## PROBLEM TO WORK ON
Rewrite the listing from the line with "402, 851, 411]" to the line with "391, 329, 401]", putting "plot-title" wherever "chart-title" appears and leaving everything else unchanged.

## LISTING
----------------------------------------

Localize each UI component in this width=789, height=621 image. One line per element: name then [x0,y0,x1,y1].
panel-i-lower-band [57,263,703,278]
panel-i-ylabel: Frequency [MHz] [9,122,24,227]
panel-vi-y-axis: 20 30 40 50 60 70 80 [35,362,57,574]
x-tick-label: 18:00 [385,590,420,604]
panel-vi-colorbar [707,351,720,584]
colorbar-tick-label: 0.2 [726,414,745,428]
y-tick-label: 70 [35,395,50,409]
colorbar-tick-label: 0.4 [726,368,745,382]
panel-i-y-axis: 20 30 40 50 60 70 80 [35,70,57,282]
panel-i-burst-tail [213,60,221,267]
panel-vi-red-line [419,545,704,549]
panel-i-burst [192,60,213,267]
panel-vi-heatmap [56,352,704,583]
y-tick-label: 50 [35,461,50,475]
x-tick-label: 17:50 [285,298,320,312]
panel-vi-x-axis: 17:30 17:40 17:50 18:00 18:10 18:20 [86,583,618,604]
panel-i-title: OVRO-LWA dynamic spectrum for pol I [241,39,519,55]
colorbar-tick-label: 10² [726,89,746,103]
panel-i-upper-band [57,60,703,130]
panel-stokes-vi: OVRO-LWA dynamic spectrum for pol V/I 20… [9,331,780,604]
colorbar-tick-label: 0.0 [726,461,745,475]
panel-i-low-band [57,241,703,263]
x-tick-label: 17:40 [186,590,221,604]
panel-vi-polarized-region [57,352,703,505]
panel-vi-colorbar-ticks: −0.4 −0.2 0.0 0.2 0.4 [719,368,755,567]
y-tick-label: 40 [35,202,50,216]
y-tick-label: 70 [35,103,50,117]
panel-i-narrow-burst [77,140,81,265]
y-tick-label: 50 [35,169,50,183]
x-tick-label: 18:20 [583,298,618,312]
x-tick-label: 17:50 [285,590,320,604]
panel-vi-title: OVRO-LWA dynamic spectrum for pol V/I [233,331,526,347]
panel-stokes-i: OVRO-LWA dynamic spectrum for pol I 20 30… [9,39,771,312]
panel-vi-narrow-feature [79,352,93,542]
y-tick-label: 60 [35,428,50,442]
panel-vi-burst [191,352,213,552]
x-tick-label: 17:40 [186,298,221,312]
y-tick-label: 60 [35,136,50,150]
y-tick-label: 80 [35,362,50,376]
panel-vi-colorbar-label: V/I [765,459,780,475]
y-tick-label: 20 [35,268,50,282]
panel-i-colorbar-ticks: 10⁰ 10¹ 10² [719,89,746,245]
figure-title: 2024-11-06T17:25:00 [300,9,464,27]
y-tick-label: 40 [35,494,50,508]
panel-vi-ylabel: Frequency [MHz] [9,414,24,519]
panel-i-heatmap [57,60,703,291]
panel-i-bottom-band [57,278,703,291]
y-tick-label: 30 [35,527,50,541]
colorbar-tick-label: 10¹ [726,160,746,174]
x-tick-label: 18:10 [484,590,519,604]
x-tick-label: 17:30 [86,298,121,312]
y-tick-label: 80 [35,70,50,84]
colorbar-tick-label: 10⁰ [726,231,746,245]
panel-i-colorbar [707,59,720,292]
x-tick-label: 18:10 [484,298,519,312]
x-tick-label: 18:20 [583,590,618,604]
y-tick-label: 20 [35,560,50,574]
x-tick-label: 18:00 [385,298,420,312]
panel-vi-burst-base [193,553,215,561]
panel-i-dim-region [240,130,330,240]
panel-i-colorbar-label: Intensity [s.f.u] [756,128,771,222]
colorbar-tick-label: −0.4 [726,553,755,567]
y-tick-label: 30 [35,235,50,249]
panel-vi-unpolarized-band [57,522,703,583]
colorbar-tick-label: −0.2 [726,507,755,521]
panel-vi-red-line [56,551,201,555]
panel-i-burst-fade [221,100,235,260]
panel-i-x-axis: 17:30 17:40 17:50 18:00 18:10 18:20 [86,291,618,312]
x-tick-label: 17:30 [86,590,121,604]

----------------------------------------

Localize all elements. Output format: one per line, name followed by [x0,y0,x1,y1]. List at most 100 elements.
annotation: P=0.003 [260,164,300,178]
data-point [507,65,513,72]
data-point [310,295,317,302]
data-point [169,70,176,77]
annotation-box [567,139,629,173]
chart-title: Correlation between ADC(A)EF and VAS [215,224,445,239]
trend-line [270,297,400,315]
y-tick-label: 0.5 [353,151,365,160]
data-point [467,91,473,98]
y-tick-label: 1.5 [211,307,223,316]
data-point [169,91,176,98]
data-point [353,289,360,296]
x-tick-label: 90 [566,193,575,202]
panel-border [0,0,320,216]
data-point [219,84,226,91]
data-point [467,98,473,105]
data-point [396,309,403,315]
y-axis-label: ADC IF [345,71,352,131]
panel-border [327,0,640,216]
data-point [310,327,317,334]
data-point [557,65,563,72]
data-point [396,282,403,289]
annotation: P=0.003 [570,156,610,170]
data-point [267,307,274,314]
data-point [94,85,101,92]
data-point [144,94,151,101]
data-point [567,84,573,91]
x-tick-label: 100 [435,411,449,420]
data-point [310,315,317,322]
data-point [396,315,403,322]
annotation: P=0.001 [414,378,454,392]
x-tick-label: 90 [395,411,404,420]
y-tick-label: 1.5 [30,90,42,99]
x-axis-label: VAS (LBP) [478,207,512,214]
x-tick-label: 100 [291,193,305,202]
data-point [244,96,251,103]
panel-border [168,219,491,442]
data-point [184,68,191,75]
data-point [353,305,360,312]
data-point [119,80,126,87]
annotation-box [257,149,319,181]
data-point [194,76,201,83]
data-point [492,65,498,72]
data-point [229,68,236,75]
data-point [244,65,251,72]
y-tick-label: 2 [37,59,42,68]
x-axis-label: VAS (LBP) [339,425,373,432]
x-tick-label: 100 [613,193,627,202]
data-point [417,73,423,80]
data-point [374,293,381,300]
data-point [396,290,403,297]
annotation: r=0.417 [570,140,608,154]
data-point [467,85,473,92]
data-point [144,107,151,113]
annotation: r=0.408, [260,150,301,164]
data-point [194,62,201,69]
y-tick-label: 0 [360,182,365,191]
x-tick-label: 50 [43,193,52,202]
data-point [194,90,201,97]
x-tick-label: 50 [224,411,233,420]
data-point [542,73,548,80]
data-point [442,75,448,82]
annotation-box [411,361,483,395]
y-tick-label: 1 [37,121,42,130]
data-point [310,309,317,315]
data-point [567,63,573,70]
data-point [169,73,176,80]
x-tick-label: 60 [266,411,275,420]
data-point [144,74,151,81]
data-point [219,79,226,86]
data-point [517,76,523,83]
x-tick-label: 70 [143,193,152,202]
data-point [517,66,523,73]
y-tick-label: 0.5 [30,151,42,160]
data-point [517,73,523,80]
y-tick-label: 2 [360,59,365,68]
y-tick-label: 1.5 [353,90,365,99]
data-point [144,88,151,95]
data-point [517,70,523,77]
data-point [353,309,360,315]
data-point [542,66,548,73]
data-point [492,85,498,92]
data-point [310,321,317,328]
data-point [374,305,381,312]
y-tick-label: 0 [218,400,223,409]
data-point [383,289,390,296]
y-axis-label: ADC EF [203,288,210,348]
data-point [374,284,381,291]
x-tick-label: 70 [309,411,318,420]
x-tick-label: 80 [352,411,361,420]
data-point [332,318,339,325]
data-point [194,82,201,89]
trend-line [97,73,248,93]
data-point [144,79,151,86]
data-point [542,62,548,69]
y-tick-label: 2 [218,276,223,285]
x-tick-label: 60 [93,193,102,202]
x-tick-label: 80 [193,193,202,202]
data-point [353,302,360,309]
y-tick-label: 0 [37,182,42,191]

----------------------------------------

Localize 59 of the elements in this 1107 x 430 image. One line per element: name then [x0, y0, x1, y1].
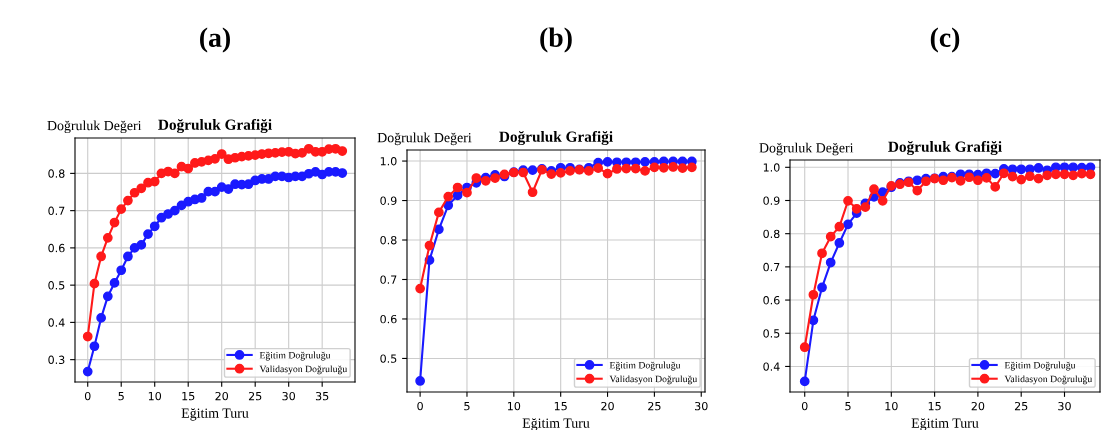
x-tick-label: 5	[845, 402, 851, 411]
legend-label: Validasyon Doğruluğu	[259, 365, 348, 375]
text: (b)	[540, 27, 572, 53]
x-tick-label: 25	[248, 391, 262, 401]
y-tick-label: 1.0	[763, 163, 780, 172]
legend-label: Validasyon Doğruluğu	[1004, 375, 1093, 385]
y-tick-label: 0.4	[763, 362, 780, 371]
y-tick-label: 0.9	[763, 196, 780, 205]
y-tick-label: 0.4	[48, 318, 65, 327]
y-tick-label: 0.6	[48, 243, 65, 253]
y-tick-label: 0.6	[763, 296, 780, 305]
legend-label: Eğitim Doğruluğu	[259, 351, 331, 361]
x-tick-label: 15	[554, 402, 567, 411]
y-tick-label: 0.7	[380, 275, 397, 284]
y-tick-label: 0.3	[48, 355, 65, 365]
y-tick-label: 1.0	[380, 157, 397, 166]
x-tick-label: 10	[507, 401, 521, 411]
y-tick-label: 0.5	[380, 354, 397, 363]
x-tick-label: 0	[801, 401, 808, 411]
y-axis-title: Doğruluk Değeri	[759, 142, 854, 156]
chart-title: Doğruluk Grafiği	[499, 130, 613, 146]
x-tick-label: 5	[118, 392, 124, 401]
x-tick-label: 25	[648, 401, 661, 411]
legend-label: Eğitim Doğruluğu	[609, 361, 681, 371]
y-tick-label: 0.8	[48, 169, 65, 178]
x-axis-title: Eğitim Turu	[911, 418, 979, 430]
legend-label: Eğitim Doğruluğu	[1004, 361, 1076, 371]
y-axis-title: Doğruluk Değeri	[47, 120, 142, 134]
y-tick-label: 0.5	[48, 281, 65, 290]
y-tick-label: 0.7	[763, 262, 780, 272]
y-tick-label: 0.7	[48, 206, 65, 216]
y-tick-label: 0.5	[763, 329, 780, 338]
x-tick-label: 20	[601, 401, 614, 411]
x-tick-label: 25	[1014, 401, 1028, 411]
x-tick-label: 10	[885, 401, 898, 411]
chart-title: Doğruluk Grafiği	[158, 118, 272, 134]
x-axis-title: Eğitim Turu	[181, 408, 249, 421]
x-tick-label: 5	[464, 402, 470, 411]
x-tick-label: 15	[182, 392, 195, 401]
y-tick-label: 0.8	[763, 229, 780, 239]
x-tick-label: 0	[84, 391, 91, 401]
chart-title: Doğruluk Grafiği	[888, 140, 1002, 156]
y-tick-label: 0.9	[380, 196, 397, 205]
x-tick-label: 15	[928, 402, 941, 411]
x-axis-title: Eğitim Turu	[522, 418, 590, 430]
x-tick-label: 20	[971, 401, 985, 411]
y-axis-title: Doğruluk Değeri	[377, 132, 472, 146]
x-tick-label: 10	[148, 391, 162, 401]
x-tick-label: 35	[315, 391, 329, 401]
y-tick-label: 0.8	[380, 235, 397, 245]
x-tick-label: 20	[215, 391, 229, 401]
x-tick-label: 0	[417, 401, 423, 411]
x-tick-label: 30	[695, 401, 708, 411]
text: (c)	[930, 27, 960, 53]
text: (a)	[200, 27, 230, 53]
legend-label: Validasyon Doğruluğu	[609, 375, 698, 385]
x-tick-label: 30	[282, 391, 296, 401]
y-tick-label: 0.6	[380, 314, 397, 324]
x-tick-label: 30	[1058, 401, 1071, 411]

----------------------------------------

## OUTPUT FOR THIS EXERCISE
x-tick-label: 5	[845, 402, 851, 411]
legend-label: Validasyon Doğruluğu	[259, 365, 348, 375]
text: (b)	[540, 27, 572, 53]
x-tick-label: 25	[248, 391, 262, 401]
y-tick-label: 1.0	[763, 163, 780, 172]
legend-label: Validasyon Doğruluğu	[1004, 375, 1093, 385]
y-tick-label: 0.4	[763, 362, 780, 371]
y-tick-label: 0.9	[763, 196, 780, 205]
y-tick-label: 0.4	[48, 318, 65, 327]
y-tick-label: 0.6	[48, 243, 65, 253]
y-tick-label: 0.6	[763, 296, 780, 305]
legend-label: Eğitim Doğruluğu	[259, 351, 331, 361]
x-tick-label: 15	[554, 402, 567, 411]
y-tick-label: 0.7	[380, 275, 397, 284]
y-tick-label: 0.3	[48, 355, 65, 365]
y-tick-label: 1.0	[380, 157, 397, 166]
x-tick-label: 10	[507, 401, 521, 411]
y-tick-label: 0.5	[380, 354, 397, 363]
x-tick-label: 0	[801, 401, 808, 411]
y-axis-title: Doğruluk Değeri	[759, 142, 854, 156]
plot-title: Doğruluk Grafiği	[499, 130, 613, 146]
x-tick-label: 5	[118, 392, 124, 401]
x-tick-label: 25	[648, 401, 661, 411]
legend-label: Eğitim Doğruluğu	[609, 361, 681, 371]
y-tick-label: 0.8	[48, 169, 65, 178]
x-axis-title: Eğitim Turu	[911, 418, 979, 430]
legend-label: Eğitim Doğruluğu	[1004, 361, 1076, 371]
y-axis-title: Doğruluk Değeri	[47, 120, 142, 134]
y-tick-label: 0.5	[48, 281, 65, 290]
y-tick-label: 0.7	[763, 262, 780, 272]
y-tick-label: 0.7	[48, 206, 65, 216]
y-tick-label: 0.5	[763, 329, 780, 338]
x-tick-label: 20	[601, 401, 614, 411]
x-tick-label: 25	[1014, 401, 1028, 411]
x-tick-label: 10	[885, 401, 898, 411]
plot-title: Doğruluk Grafiği	[158, 118, 272, 134]
x-axis-title: Eğitim Turu	[181, 408, 249, 421]
x-tick-label: 5	[464, 402, 470, 411]
x-tick-label: 15	[182, 392, 195, 401]
y-tick-label: 0.8	[763, 229, 780, 239]
x-tick-label: 0	[84, 391, 91, 401]
plot-title: Doğruluk Grafiği	[888, 140, 1002, 156]
y-tick-label: 0.9	[380, 196, 397, 205]
x-tick-label: 15	[928, 402, 941, 411]
x-axis-title: Eğitim Turu	[522, 418, 590, 430]
x-tick-label: 20	[971, 401, 985, 411]
y-axis-title: Doğruluk Değeri	[377, 132, 472, 146]
x-tick-label: 10	[148, 391, 162, 401]
x-tick-label: 35	[315, 391, 329, 401]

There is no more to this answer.